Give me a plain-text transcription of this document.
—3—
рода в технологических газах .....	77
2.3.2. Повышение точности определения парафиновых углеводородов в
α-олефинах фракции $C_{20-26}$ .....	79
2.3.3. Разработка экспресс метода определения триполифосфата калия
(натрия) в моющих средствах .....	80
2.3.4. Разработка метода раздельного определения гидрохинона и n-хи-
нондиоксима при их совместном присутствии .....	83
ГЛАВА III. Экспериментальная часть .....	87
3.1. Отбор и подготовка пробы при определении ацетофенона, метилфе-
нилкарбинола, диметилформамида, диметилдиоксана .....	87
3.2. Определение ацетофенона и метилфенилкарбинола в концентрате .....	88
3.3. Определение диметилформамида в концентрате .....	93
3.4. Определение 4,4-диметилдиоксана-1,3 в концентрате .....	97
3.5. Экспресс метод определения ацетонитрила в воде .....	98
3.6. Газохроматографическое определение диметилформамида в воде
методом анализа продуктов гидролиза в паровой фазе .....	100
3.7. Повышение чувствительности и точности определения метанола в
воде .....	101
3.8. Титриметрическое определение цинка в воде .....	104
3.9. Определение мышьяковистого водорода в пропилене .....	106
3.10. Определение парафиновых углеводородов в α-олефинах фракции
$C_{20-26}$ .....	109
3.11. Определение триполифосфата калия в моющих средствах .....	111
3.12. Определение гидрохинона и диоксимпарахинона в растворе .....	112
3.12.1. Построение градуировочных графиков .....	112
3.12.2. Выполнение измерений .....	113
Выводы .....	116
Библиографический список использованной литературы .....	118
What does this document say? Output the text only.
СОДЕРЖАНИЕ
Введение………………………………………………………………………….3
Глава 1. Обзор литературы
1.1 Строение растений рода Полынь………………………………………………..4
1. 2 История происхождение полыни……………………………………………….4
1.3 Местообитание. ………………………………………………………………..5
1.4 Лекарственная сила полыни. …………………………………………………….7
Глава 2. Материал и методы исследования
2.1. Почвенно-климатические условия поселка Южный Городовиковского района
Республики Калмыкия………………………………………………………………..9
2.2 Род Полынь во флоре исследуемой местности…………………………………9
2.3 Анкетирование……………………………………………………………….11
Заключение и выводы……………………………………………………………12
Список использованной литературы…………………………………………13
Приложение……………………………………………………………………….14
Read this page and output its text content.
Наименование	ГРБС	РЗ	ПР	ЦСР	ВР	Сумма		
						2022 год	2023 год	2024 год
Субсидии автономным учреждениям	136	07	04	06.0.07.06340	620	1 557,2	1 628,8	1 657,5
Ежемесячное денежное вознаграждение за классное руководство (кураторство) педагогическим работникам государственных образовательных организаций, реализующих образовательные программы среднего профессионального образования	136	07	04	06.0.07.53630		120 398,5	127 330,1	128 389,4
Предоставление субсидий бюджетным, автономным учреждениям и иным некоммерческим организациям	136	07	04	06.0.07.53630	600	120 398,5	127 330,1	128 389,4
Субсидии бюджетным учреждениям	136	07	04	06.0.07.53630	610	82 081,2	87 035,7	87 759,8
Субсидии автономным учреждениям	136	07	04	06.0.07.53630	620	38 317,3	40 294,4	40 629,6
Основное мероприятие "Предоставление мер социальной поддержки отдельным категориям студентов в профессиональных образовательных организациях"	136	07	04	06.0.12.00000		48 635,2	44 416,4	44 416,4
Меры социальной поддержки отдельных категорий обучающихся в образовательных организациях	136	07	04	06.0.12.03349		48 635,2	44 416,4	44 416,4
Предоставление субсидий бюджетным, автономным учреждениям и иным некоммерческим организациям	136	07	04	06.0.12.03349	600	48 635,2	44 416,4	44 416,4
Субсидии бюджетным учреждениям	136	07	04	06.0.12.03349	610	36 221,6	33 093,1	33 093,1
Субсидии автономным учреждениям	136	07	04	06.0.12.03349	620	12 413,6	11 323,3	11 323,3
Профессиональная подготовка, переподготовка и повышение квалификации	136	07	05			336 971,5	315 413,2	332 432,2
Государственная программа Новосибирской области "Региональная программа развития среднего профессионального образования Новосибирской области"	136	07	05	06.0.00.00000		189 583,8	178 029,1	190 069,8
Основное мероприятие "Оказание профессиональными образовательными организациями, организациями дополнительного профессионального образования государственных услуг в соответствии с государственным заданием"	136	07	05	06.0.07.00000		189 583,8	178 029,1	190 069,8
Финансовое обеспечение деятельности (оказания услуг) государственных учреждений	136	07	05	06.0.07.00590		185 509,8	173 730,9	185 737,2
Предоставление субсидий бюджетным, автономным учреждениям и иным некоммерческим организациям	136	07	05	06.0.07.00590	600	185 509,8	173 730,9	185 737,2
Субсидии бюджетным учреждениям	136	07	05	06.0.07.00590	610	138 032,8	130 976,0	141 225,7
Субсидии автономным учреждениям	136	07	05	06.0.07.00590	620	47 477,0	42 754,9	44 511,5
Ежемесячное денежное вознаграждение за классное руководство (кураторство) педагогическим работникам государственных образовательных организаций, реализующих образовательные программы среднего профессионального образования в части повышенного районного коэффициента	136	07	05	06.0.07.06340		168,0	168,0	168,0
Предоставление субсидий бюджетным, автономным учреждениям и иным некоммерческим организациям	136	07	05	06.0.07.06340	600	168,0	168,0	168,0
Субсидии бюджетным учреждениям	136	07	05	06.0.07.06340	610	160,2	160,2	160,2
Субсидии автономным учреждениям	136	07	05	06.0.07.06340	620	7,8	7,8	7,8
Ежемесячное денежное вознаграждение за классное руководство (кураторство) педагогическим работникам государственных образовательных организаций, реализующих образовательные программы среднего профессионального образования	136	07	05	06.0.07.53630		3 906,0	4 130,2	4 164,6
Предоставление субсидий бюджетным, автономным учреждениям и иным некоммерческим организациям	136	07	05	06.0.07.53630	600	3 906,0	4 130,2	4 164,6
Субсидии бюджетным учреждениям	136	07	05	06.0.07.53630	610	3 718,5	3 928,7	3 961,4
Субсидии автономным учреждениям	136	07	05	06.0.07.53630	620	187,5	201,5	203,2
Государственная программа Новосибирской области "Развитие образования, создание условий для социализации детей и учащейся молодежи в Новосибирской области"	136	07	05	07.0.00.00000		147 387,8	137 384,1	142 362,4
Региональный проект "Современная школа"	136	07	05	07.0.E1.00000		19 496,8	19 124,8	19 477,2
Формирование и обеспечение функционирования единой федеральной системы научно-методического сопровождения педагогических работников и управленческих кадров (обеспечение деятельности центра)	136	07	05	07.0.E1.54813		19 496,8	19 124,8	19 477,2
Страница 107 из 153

•••••

• [YOUR INSTRUCTIONS] Copy each line of the data that contains the word "моющих".

• [CORRECT OUTPUT]
(натрия) в моющих средствах .....	80
3.11. Определение триполифосфата калия в моющих средствах .....	111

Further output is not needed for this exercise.